*Exercise goal*: Locate each line containing the string "horizontal" and copy it out.
— Start of Task inputs —
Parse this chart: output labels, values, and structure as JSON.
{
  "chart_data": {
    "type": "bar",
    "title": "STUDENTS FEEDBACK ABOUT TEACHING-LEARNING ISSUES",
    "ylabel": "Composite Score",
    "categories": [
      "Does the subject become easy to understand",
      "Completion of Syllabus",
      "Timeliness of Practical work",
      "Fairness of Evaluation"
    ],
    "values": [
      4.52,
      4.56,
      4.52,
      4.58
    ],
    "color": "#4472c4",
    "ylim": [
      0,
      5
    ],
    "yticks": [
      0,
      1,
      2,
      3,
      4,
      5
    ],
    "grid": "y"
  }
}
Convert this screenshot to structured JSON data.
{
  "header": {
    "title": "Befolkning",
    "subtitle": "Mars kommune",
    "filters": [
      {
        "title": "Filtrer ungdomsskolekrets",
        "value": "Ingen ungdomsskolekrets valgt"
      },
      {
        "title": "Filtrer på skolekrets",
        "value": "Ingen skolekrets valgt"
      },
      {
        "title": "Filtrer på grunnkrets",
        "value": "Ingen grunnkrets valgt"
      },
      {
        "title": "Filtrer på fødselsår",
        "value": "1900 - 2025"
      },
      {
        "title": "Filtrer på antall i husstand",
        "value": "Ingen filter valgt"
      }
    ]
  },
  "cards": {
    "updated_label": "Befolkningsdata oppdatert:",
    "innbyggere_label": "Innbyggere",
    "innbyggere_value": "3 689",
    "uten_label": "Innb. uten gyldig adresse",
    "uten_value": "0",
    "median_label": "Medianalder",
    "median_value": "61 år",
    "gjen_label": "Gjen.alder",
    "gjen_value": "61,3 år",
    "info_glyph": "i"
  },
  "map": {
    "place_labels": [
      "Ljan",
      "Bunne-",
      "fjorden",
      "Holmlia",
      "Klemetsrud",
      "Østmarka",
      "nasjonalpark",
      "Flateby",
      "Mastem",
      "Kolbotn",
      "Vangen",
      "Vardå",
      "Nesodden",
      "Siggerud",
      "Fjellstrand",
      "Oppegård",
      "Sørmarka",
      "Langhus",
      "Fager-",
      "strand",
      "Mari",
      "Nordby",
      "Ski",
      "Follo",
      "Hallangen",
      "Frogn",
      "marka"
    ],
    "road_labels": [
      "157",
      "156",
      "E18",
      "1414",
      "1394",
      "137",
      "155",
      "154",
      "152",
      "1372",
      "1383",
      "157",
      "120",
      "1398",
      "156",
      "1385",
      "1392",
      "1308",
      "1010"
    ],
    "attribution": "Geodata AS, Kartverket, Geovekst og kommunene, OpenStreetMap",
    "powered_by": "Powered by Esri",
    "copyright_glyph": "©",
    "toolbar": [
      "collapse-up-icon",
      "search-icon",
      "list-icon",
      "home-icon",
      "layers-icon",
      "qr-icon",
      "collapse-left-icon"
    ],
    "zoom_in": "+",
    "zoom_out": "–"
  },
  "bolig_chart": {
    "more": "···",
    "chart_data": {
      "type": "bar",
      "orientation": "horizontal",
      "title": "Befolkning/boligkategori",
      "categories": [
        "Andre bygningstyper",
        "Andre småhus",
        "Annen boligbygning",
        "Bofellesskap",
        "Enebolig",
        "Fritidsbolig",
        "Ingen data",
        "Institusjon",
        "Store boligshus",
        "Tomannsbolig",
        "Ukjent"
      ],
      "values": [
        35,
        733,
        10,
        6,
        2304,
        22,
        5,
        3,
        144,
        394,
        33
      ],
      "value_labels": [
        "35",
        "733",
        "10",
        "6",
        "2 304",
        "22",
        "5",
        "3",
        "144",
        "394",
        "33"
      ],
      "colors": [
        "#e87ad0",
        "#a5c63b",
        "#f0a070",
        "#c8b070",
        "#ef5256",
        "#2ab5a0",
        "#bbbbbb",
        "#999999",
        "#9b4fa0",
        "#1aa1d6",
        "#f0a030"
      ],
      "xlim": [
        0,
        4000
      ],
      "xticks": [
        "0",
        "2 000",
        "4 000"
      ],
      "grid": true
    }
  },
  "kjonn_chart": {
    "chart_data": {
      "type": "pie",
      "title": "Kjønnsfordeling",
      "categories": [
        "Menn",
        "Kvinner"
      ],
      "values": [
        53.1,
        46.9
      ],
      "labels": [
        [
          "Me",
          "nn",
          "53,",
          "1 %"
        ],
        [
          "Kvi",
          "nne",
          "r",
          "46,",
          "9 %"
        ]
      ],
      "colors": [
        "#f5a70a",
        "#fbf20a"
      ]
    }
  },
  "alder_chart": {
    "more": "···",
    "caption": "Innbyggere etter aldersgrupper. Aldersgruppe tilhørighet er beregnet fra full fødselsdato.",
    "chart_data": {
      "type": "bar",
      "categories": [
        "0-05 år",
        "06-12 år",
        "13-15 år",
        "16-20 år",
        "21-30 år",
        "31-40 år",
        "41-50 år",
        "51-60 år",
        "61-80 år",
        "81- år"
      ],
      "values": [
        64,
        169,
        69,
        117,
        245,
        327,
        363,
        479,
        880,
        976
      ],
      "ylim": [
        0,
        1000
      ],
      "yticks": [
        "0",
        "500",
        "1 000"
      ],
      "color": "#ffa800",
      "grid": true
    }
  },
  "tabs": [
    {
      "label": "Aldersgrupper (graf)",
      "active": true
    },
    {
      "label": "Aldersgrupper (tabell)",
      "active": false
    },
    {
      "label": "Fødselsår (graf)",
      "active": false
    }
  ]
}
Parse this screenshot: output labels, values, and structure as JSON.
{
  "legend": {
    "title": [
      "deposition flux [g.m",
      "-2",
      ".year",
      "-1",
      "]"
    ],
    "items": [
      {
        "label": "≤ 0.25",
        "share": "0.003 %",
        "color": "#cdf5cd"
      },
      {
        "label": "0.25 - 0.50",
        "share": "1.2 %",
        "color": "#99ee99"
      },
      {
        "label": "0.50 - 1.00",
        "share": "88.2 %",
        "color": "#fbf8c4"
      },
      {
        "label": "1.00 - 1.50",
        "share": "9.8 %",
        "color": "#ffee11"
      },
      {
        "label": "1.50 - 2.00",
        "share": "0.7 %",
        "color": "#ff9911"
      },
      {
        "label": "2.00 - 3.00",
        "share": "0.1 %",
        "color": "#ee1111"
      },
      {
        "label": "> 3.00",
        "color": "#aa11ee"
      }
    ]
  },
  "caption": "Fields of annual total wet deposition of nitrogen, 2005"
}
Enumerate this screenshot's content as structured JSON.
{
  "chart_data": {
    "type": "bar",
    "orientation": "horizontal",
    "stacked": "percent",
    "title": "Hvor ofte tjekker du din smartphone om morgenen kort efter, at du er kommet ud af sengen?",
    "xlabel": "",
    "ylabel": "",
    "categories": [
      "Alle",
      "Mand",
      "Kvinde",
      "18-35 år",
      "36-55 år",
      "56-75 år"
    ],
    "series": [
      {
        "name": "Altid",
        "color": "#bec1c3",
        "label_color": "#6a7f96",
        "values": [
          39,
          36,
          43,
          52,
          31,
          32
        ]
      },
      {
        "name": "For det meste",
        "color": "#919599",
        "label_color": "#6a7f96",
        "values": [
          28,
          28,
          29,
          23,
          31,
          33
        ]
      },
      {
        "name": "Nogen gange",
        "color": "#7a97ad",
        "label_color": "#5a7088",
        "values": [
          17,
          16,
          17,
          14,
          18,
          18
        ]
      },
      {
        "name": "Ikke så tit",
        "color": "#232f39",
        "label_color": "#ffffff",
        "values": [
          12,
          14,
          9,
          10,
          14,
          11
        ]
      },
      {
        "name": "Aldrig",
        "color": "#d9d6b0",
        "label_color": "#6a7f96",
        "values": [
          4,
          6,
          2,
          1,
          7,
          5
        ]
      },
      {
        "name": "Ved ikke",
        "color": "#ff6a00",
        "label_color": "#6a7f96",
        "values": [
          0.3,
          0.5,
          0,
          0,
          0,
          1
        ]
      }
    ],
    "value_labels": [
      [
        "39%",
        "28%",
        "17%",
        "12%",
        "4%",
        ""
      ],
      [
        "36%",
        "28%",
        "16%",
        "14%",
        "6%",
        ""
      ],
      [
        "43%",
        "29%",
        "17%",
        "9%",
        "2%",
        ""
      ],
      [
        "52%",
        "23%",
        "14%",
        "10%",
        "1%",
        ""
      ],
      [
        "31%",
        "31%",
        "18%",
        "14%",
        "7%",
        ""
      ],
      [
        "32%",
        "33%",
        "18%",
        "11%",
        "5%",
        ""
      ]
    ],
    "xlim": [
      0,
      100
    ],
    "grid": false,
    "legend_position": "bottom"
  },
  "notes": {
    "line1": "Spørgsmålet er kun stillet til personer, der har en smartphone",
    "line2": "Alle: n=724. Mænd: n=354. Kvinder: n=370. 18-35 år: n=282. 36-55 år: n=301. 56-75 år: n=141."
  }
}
— End of Task inputs —
*Full answer*:
      "orientation": "horizontal",
    "orientation": "horizontal",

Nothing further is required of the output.